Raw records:

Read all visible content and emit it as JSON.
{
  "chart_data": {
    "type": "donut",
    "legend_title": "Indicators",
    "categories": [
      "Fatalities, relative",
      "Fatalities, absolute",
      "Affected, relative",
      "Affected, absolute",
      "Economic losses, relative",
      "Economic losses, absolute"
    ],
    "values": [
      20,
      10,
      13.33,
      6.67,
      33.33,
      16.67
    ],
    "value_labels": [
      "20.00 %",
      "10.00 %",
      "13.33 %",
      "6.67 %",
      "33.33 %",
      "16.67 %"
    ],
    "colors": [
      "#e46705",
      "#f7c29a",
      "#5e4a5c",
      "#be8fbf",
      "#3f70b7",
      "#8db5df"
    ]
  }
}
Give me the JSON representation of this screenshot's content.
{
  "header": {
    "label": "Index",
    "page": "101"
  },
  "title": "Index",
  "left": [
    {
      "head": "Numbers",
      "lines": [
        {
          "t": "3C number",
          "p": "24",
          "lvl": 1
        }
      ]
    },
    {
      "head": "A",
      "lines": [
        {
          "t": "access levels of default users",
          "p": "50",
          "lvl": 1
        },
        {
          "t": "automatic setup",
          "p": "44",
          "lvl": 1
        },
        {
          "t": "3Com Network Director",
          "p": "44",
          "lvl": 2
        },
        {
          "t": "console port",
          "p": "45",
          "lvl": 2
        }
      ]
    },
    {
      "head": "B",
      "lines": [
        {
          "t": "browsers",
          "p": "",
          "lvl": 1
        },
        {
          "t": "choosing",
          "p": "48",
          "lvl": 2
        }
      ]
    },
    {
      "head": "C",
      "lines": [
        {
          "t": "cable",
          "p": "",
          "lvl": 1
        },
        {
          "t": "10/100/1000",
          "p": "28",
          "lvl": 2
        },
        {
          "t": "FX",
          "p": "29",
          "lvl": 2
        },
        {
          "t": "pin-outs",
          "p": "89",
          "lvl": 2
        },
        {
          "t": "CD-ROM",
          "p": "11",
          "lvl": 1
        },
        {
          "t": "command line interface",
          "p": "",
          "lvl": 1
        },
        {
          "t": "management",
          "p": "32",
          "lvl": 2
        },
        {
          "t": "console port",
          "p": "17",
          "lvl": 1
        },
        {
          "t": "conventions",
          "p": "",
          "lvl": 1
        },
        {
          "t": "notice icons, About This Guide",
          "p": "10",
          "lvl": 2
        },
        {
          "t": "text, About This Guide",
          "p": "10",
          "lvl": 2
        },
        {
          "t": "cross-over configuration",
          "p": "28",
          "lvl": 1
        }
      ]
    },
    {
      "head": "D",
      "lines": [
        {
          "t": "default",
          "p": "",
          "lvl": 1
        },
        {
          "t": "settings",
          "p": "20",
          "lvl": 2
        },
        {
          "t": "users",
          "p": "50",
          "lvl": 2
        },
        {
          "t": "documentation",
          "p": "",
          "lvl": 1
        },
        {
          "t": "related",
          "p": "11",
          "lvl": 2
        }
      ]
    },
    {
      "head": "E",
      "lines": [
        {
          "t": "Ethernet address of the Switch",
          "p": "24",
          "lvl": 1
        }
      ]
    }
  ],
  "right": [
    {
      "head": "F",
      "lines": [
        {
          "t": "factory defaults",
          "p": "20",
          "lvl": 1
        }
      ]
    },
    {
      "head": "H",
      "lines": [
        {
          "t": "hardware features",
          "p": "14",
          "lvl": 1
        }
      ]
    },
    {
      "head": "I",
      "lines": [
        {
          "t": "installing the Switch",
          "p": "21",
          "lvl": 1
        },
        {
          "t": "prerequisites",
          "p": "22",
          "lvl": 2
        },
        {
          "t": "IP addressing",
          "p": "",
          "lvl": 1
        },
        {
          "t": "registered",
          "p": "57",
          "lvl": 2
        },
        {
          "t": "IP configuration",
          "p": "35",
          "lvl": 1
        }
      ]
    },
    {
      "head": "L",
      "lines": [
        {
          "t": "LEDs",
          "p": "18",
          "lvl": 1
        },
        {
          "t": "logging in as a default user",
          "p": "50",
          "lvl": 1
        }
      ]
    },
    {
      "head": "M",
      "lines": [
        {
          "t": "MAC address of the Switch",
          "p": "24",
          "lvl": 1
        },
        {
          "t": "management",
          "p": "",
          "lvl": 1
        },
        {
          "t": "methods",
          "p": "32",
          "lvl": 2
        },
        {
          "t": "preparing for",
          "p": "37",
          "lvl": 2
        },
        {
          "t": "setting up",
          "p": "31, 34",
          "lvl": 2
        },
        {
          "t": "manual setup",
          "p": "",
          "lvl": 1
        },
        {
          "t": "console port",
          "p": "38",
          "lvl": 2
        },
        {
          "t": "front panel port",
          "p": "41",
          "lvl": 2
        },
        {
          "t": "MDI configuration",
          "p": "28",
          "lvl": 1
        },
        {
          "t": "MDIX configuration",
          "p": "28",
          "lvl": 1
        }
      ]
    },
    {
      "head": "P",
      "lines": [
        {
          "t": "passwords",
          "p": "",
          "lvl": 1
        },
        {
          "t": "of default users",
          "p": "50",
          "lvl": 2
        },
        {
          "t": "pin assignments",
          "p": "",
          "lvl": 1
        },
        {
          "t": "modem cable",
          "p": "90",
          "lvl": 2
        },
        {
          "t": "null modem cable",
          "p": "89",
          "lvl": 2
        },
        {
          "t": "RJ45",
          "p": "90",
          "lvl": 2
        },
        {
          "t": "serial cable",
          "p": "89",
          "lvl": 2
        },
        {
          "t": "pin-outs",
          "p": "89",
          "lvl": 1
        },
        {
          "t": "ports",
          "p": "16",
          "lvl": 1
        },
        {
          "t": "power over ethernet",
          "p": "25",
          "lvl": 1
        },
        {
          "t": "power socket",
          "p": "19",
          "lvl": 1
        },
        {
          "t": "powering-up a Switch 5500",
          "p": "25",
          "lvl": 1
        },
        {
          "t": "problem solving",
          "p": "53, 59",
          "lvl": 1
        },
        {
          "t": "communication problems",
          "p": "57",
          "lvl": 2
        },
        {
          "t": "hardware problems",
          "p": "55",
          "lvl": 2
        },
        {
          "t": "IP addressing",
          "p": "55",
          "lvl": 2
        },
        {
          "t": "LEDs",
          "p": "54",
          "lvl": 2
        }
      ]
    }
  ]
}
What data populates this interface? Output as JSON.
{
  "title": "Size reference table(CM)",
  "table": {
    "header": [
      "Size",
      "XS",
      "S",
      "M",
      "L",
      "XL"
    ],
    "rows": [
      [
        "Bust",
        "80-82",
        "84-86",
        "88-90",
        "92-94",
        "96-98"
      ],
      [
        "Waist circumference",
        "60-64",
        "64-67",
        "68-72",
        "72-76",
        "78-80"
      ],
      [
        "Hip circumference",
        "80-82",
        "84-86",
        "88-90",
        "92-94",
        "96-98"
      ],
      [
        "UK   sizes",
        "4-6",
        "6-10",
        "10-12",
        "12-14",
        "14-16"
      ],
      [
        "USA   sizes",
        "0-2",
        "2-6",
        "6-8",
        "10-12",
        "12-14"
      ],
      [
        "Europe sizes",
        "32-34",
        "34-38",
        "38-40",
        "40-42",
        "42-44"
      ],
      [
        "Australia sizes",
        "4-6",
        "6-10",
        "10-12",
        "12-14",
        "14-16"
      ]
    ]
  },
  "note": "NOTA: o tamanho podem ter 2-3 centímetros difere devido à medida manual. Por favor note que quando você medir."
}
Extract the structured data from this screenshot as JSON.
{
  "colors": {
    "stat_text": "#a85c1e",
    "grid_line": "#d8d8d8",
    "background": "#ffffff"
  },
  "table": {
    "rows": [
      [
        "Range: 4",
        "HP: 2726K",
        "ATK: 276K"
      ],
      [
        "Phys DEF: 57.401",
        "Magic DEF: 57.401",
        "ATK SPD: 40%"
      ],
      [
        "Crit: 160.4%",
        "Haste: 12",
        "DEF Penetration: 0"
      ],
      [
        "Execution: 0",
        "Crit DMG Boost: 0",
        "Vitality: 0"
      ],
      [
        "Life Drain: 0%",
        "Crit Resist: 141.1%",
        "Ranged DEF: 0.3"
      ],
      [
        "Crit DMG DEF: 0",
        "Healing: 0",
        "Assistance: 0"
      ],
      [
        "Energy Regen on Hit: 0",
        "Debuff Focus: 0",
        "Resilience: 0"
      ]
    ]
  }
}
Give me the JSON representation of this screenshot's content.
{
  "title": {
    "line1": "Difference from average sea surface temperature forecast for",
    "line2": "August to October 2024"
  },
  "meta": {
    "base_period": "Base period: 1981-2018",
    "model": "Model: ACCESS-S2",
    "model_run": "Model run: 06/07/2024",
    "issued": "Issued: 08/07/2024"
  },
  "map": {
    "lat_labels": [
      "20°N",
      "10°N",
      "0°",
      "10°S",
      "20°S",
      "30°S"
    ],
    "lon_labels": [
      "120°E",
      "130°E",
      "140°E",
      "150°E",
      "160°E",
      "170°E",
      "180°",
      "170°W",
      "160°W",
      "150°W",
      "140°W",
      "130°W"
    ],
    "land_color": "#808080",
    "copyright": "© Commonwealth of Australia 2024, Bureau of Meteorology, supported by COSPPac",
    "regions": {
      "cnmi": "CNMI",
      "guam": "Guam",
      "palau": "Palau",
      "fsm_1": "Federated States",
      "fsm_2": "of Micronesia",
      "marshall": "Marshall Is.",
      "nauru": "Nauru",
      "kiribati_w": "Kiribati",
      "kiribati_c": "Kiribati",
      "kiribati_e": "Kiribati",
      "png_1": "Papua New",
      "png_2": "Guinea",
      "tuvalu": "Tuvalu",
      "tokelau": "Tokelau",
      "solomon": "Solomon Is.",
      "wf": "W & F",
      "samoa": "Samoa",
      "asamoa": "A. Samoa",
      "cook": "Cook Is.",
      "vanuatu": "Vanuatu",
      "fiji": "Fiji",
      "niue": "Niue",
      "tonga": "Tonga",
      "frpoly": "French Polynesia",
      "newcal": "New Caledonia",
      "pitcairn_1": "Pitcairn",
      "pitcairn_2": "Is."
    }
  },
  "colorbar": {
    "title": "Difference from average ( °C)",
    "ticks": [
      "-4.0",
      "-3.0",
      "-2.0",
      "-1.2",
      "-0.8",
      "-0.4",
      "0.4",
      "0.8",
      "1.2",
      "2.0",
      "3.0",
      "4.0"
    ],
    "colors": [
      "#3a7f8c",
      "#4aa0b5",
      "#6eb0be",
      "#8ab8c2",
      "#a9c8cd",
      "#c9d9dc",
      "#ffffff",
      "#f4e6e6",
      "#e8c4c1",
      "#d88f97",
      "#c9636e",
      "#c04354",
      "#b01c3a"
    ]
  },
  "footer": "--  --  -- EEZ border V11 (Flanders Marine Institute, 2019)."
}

● **WHAT THE TASK REQUIRES**: Copy every line of the records above that holds the word "cable".

● **ANSWER FOR THE TASK**:
          "t": "cable",
          "t": "modem cable",
          "t": "null modem cable",
          "t": "serial cable",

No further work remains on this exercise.